_Exercise requirements:_ Retype each record exactly.

_Available records:_
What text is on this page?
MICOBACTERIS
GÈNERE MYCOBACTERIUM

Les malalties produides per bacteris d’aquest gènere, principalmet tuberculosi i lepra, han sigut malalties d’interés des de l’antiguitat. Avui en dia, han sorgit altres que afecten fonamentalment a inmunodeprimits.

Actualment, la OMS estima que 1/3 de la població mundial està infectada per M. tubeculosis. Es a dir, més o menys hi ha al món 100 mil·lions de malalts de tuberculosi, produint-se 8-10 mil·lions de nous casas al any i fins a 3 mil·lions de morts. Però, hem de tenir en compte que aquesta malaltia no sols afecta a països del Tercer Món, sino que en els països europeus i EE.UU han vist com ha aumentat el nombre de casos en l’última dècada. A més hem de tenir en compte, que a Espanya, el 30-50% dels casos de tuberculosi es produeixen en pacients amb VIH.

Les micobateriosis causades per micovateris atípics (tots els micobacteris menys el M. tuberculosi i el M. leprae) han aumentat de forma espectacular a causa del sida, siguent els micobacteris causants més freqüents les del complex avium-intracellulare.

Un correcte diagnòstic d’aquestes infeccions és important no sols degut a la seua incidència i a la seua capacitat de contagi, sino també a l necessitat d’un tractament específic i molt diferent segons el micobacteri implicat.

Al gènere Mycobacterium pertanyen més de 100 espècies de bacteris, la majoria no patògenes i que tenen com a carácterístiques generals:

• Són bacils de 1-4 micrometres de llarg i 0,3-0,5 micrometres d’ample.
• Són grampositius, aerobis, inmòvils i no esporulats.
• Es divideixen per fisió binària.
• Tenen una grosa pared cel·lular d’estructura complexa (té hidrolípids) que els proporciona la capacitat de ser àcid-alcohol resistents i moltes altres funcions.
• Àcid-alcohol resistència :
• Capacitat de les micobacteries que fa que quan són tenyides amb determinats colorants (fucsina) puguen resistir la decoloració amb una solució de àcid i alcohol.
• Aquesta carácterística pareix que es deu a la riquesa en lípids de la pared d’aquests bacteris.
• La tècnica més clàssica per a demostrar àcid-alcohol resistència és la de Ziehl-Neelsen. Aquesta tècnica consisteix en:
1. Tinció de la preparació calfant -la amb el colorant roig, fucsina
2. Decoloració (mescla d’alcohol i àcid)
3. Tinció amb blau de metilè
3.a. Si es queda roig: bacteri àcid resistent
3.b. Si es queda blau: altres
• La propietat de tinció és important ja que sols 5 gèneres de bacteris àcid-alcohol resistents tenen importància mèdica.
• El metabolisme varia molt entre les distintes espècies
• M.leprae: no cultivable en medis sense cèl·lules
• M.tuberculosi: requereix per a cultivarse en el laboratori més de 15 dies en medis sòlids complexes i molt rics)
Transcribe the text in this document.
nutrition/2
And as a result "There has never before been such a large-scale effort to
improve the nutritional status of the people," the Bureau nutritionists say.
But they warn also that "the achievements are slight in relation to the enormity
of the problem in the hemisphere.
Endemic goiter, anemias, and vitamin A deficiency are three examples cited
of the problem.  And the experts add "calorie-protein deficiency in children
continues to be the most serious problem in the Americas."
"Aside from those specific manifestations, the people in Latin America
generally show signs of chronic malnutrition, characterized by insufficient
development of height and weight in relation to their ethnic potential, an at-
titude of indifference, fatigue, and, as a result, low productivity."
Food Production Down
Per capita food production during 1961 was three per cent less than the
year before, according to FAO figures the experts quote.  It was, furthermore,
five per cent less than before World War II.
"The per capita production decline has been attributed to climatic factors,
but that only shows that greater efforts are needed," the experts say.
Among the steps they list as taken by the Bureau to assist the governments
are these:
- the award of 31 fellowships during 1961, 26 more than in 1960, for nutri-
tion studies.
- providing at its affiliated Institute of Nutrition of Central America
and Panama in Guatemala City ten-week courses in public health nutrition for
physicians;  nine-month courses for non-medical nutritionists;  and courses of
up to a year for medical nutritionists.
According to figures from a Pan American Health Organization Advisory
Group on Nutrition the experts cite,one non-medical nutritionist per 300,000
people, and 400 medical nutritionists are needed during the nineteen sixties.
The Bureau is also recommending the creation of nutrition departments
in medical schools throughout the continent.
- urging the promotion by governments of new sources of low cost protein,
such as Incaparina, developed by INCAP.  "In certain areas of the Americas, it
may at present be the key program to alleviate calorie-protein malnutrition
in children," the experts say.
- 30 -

_Response below:_
What text is on this page?
MICOBACTERIS
GÈNERE MYCOBACTERIUM

Les malalties produides per bacteris d’aquest gènere, principalmet tuberculosi i lepra, han sigut malalties d’interés des de l’antiguitat. Avui en dia, han sorgit altres que afecten fonamentalment a inmunodeprimits.

Actualment, la OMS estima que 1/3 de la població mundial està infectada per M. tubeculosis. Es a dir, més o menys hi ha al món 100 mil·lions de malalts de tuberculosi, produint-se 8-10 mil·lions de nous casas al any i fins a 3 mil·lions de morts. Però, hem de tenir en compte que aquesta malaltia no sols afecta a països del Tercer Món, sino que en els països europeus i EE.UU han vist com ha aumentat el nombre de casos en l’última dècada. A més hem de tenir en compte, que a Espanya, el 30-50% dels casos de tuberculosi es produeixen en pacients amb VIH.

Les micobateriosis causades per micovateris atípics (tots els micobacteris menys el M. tuberculosi i el M. leprae) han aumentat de forma espectacular a causa del sida, siguent els micobacteris causants més freqüents les del complex avium-intracellulare.

Un correcte diagnòstic d’aquestes infeccions és important no sols degut a la seua incidència i a la seua capacitat de contagi, sino també a l necessitat d’un tractament específic i molt diferent segons el micobacteri implicat.

Al gènere Mycobacterium pertanyen més de 100 espècies de bacteris, la majoria no patògenes i que tenen com a carácterístiques generals:

• Són bacils de 1-4 micrometres de llarg i 0,3-0,5 micrometres d’ample.
• Són grampositius, aerobis, inmòvils i no esporulats.
• Es divideixen per fisió binària.
• Tenen una grosa pared cel·lular d’estructura complexa (té hidrolípids) que els proporciona la capacitat de ser àcid-alcohol resistents i moltes altres funcions.
• Àcid-alcohol resistència :
• Capacitat de les micobacteries que fa que quan són tenyides amb determinats colorants (fucsina) puguen resistir la decoloració amb una solució de àcid i alcohol.
• Aquesta carácterística pareix que es deu a la riquesa en lípids de la pared d’aquests bacteris.
• La tècnica més clàssica per a demostrar àcid-alcohol resistència és la de Ziehl-Neelsen. Aquesta tècnica consisteix en:
1. Tinció de la preparació calfant -la amb el colorant roig, fucsina
2. Decoloració (mescla d’alcohol i àcid)
3. Tinció amb blau de metilè
3.a. Si es queda roig: bacteri àcid resistent
3.b. Si es queda blau: altres
• La propietat de tinció és important ja que sols 5 gèneres de bacteris àcid-alcohol resistents tenen importància mèdica.
• El metabolisme varia molt entre les distintes espècies
• M.leprae: no cultivable en medis sense cèl·lules
• M.tuberculosi: requereix per a cultivarse en el laboratori més de 15 dies en medis sòlids complexes i molt rics)
Transcribe the text in this document.
nutrition/2
And as a result "There has never before been such a large-scale effort to
improve the nutritional status of the people," the Bureau nutritionists say.
But they warn also that "the achievements are slight in relation to the enormity
of the problem in the hemisphere.
Endemic goiter, anemias, and vitamin A deficiency are three examples cited
of the problem.  And the experts add "calorie-protein deficiency in children
continues to be the most serious problem in the Americas."
"Aside from those specific manifestations, the people in Latin America
generally show signs of chronic malnutrition, characterized by insufficient
development of height and weight in relation to their ethnic potential, an at-
titude of indifference, fatigue, and, as a result, low productivity."
Food Production Down
Per capita food production during 1961 was three per cent less than the
year before, according to FAO figures the experts quote.  It was, furthermore,
five per cent less than before World War II.
"The per capita production decline has been attributed to climatic factors,
but that only shows that greater efforts are needed," the experts say.
Among the steps they list as taken by the Bureau to assist the governments
are these:
- the award of 31 fellowships during 1961, 26 more than in 1960, for nutri-
tion studies.
- providing at its affiliated Institute of Nutrition of Central America
and Panama in Guatemala City ten-week courses in public health nutrition for
physicians;  nine-month courses for non-medical nutritionists;  and courses of
up to a year for medical nutritionists.
According to figures from a Pan American Health Organization Advisory
Group on Nutrition the experts cite,one non-medical nutritionist per 300,000
people, and 400 medical nutritionists are needed during the nineteen sixties.
The Bureau is also recommending the creation of nutrition departments
in medical schools throughout the continent.
- urging the promotion by governments of new sources of low cost protein,
such as Incaparina, developed by INCAP.  "In certain areas of the Americas, it
may at present be the key program to alleviate calorie-protein malnutrition
in children," the experts say.
- 30 -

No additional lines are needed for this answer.